▶ _Records provided_:
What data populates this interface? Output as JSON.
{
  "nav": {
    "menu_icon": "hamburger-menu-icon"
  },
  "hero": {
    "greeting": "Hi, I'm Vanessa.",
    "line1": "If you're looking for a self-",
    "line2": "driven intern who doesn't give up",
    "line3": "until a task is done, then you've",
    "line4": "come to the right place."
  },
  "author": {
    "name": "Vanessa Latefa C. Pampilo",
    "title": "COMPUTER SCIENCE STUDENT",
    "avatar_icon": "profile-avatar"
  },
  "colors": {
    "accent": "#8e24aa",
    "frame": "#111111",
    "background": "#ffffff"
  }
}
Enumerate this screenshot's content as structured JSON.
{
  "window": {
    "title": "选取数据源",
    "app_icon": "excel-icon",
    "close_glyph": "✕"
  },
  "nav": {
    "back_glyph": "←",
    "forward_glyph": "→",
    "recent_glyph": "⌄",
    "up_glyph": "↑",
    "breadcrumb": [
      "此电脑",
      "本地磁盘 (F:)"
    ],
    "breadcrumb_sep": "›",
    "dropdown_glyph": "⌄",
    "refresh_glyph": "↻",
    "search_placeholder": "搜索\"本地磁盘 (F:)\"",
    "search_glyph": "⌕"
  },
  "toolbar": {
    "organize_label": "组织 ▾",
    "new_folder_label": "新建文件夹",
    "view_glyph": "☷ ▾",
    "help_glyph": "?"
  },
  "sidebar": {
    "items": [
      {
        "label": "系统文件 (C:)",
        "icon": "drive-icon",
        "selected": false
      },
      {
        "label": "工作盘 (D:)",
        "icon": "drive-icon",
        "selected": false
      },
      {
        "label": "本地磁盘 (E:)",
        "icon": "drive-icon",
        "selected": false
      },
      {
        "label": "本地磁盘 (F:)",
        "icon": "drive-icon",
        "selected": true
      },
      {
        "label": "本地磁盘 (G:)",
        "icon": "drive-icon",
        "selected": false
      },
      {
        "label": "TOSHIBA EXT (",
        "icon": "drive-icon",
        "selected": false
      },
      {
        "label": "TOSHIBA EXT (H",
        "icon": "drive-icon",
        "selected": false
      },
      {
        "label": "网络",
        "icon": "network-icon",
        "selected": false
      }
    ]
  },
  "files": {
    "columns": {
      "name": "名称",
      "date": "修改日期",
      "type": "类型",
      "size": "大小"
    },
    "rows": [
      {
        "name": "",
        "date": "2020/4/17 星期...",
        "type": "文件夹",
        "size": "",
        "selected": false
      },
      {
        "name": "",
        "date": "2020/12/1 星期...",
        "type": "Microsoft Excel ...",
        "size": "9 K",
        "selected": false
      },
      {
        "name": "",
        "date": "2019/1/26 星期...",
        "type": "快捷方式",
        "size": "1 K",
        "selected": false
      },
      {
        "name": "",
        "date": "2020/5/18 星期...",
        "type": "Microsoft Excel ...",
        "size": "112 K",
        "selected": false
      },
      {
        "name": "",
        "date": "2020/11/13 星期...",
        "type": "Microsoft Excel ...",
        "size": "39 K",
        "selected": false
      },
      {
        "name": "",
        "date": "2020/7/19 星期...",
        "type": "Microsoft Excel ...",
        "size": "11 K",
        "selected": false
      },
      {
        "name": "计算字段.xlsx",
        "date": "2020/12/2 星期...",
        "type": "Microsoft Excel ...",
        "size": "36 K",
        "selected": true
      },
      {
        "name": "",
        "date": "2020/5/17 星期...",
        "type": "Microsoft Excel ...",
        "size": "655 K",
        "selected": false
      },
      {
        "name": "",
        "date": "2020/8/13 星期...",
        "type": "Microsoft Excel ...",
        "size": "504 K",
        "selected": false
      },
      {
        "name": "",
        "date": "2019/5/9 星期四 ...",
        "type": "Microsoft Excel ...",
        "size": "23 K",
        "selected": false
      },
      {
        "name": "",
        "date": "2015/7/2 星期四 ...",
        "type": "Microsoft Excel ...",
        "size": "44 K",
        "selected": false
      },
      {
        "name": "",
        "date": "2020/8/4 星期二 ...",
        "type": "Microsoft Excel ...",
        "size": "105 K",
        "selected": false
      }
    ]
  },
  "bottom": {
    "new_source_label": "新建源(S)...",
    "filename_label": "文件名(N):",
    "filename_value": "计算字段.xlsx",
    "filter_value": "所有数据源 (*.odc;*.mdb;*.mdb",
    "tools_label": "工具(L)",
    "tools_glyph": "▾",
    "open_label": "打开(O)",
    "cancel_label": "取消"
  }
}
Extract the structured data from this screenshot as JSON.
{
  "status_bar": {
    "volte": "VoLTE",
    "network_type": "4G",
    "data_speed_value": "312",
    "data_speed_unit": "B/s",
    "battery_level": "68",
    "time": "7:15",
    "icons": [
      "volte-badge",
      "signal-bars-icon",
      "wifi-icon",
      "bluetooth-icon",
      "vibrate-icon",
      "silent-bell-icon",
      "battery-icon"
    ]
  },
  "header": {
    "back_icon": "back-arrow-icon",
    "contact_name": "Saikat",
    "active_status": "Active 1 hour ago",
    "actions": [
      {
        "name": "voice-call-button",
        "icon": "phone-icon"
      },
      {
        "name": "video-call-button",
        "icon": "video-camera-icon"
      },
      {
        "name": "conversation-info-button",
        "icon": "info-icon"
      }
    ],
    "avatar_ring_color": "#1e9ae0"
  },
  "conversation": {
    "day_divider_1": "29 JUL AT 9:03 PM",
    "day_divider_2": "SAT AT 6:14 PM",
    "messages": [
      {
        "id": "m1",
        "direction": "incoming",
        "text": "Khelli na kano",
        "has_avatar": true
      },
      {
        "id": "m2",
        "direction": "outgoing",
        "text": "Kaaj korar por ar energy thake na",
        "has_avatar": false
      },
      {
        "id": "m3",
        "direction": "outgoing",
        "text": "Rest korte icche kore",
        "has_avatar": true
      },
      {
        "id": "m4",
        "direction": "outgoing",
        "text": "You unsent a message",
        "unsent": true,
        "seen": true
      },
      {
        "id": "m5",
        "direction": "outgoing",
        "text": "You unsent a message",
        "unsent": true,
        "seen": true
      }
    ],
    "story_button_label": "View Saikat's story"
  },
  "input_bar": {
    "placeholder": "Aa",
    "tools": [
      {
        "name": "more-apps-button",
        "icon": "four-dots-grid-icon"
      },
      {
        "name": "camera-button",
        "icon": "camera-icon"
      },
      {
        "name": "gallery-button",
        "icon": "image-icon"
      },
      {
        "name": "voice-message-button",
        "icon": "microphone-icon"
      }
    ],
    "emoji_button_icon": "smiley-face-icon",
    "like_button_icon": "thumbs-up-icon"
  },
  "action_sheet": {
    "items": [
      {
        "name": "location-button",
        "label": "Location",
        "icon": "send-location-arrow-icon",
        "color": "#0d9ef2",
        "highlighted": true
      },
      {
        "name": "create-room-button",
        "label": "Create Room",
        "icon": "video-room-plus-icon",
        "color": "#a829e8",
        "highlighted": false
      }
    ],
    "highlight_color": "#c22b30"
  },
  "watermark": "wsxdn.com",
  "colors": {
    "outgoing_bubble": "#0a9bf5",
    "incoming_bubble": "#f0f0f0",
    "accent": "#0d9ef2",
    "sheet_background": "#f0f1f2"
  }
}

▶ _Problem_: Pick out lines containing the word "Saikat", each one as written.

▶ _In response_:
    "contact_name": "Saikat",
    "story_button_label": "View Saikat's story"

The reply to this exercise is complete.